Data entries
BEGIN

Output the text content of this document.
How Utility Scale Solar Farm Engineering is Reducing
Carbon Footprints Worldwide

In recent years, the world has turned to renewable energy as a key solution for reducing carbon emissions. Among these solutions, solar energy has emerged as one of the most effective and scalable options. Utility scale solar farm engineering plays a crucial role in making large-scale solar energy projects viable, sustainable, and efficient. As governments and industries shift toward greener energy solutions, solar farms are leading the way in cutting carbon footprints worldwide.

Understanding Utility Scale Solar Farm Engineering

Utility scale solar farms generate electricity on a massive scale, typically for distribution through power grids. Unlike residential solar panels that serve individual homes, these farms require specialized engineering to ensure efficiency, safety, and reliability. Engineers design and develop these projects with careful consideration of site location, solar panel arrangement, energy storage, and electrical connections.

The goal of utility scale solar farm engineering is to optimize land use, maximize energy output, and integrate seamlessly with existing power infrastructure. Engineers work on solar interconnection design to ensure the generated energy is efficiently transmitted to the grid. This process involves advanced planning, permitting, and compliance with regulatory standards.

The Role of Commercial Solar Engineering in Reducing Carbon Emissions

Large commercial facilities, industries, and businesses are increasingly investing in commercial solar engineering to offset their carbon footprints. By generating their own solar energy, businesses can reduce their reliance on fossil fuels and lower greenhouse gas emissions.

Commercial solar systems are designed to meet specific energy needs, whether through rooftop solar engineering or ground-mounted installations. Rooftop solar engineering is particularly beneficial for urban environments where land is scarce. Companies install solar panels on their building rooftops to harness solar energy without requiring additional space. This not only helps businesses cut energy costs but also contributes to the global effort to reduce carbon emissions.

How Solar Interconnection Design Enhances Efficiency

END
BEGIN

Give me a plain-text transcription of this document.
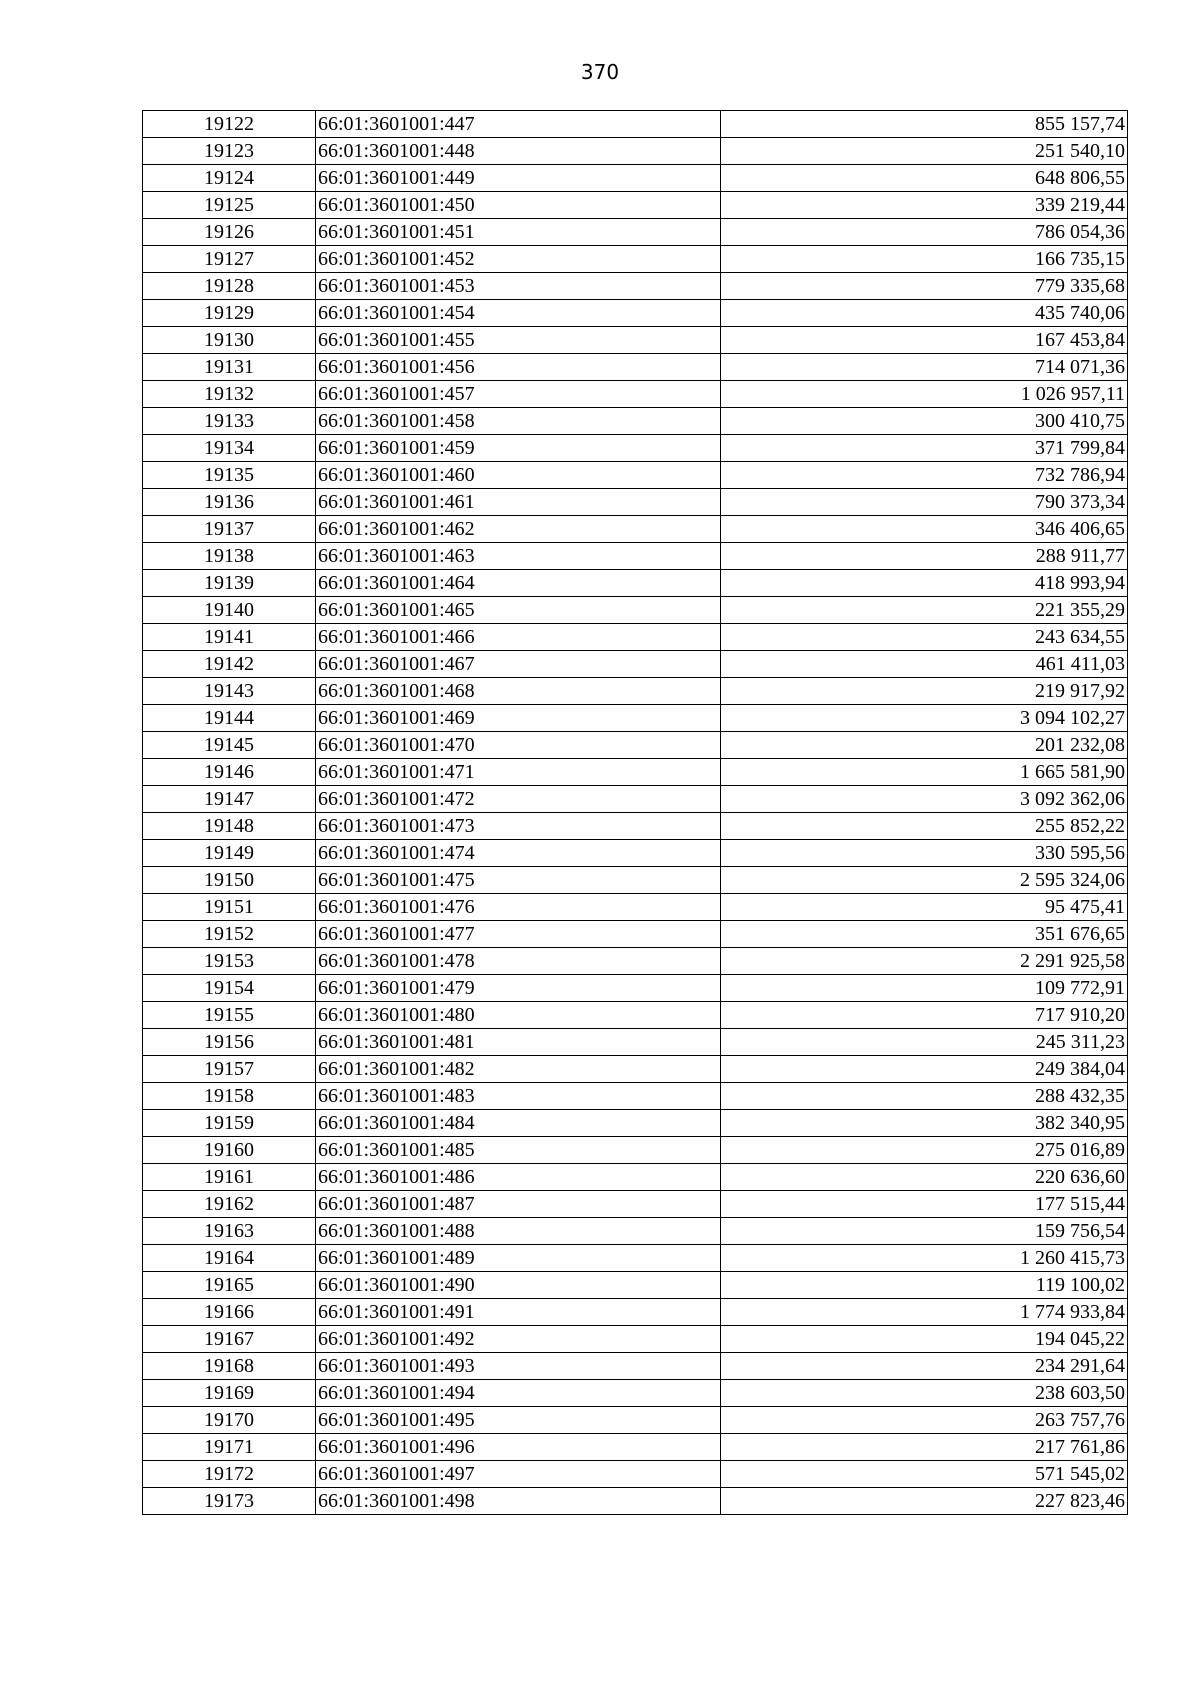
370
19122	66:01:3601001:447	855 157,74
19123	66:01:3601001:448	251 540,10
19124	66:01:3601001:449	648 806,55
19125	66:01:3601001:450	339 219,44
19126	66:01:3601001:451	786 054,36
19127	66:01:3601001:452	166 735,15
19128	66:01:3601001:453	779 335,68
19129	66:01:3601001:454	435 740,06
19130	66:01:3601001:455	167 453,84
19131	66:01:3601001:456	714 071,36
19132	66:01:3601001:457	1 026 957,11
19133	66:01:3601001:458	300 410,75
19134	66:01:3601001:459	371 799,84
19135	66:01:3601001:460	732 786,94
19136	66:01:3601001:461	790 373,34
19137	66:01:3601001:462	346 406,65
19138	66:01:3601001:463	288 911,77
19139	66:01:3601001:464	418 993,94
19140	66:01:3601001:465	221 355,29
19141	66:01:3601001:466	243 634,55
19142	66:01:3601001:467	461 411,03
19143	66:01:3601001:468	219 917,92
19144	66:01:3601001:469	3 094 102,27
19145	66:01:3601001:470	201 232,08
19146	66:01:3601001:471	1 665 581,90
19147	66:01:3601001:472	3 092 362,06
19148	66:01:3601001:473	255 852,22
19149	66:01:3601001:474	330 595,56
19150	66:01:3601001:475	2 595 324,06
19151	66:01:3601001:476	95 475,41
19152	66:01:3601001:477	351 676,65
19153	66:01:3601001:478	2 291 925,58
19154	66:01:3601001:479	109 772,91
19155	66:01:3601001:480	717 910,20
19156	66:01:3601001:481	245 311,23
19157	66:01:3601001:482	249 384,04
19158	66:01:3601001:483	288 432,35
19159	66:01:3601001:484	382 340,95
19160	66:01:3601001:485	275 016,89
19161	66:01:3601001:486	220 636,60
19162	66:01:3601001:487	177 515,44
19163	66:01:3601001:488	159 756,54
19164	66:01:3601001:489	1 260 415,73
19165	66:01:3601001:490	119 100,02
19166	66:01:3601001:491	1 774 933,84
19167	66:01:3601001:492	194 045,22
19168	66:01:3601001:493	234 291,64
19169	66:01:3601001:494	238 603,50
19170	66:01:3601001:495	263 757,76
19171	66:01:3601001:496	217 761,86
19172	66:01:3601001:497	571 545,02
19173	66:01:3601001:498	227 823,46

END

From the listing above, collect each line in which the string "projects" appears.

▶ COMPLETE RESPONSE:
In recent years, the world has turned to renewable energy as a key solution for reducing carbon emissions. Among these solutions, solar energy has emerged as one of the most effective and scalable options. Utility scale solar farm engineering plays a crucial role in making large-scale solar energy projects viable, sustainable, and efficient. As governments and industries shift toward greener energy solutions, solar farms are leading the way in cutting carbon footprints worldwide.
Utility scale solar farms generate electricity on a massive scale, typically for distribution through power grids. Unlike residential solar panels that serve individual homes, these farms require specialized engineering to ensure efficiency, safety, and reliability. Engineers design and develop these projects with careful consideration of site location, solar panel arrangement, energy storage, and electrical connections.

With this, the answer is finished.